▶ [PROVIDED RECORDS]

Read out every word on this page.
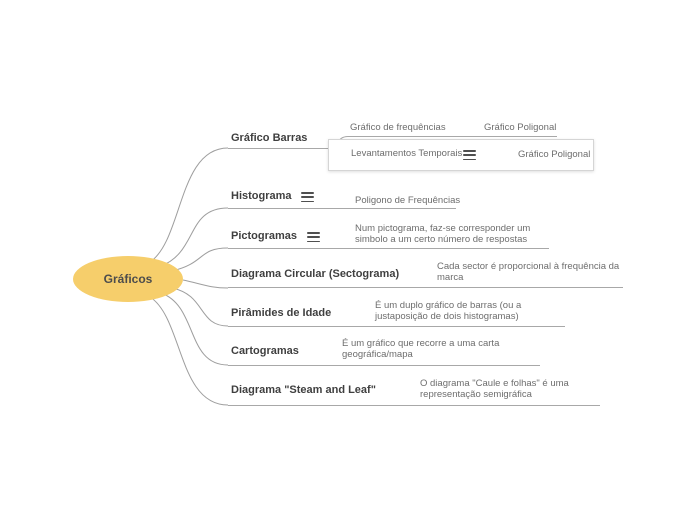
Gráficos
Gráfico Barras
Gráfico de frequências	Gráfico Poligonal
Levantamentos Temporais	Gráfico Poligonal
Histograma	Poligono de Frequências
Pictogramas
Num pictograma, faz-se corresponder um
simbolo a um certo número de respostas
Diagrama Circular (Sectograma)
Cada sector é proporcional à frequência da
marca
Pirâmides de Idade
É um duplo gráfico de barras (ou a
justaposição de dois histogramas)
Cartogramas
É um gráfico que recorre a uma carta
geográfica/mapa
Diagrama "Steam and Leaf"
O diagrama "Caule e folhas" é uma
representação semigráfica
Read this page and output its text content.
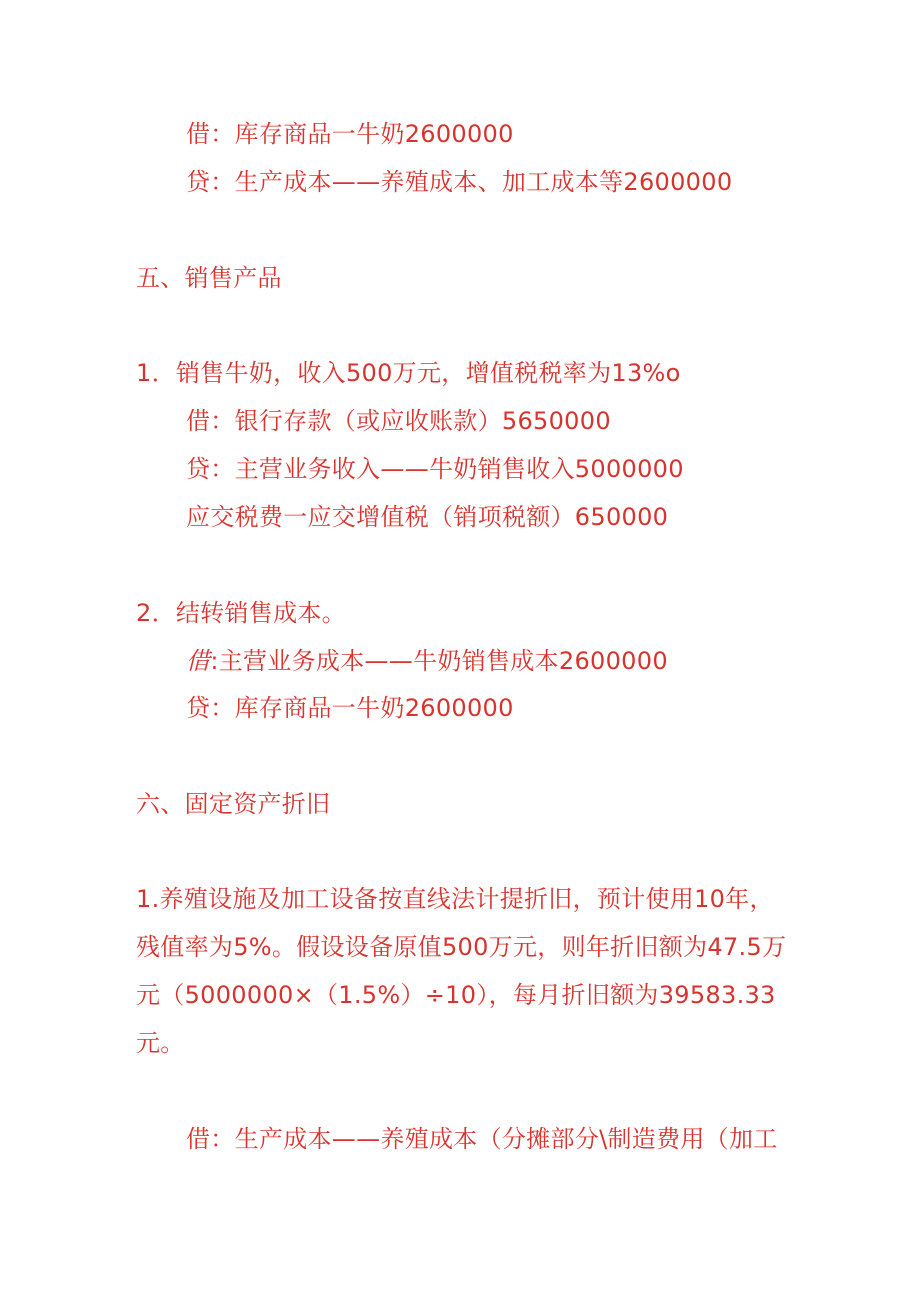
借：库存商品一牛奶2600000
贷：生产成本——养殖成本、加工成本等2600000
五、销售产品
1．销售牛奶，收入500万元，增值税税率为13%o
借：银行存款（或应收账款）5650000
贷：主营业务收入——牛奶销售收入5000000
应交税费一应交增值税（销项税额）650000
2．结转销售成本。
借:主营业务成本——牛奶销售成本2600000
贷：库存商品一牛奶2600000
六、固定资产折旧
1.养殖设施及加工设备按直线法计提折旧，预计使用10年，
残值率为5%。假设设备原值500万元，则年折旧额为47.5万
元（5000000×（1.5%）÷10），每月折旧额为39583.33
元。
借：生产成本——养殖成本（分摊部分\制造费用（加工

▶ [REQUIREMENT] Leave the pictures out, and print every line of the listing exactly as written.

▶ [THE RESULT]
Read out every word on this page.
Gráficos
Gráfico Barras
Gráfico de frequências	Gráfico Poligonal
Levantamentos Temporais	Gráfico Poligonal
Histograma	Poligono de Frequências
Pictogramas
Num pictograma, faz-se corresponder um
simbolo a um certo número de respostas
Diagrama Circular (Sectograma)
Cada sector é proporcional à frequência da
marca
Pirâmides de Idade
É um duplo gráfico de barras (ou a
justaposição de dois histogramas)
Cartogramas
É um gráfico que recorre a uma carta
geográfica/mapa
Diagrama "Steam and Leaf"
O diagrama "Caule e folhas" é uma
representação semigráfica
Read this page and output its text content.
借：库存商品一牛奶2600000
贷：生产成本——养殖成本、加工成本等2600000
五、销售产品
1．销售牛奶，收入500万元，增值税税率为13%o
借：银行存款（或应收账款）5650000
贷：主营业务收入——牛奶销售收入5000000
应交税费一应交增值税（销项税额）650000
2．结转销售成本。
借:主营业务成本——牛奶销售成本2600000
贷：库存商品一牛奶2600000
六、固定资产折旧
1.养殖设施及加工设备按直线法计提折旧，预计使用10年，
残值率为5%。假设设备原值500万元，则年折旧额为47.5万
元（5000000×（1.5%）÷10），每月折旧额为39583.33
元。
借：生产成本——养殖成本（分摊部分\制造费用（加工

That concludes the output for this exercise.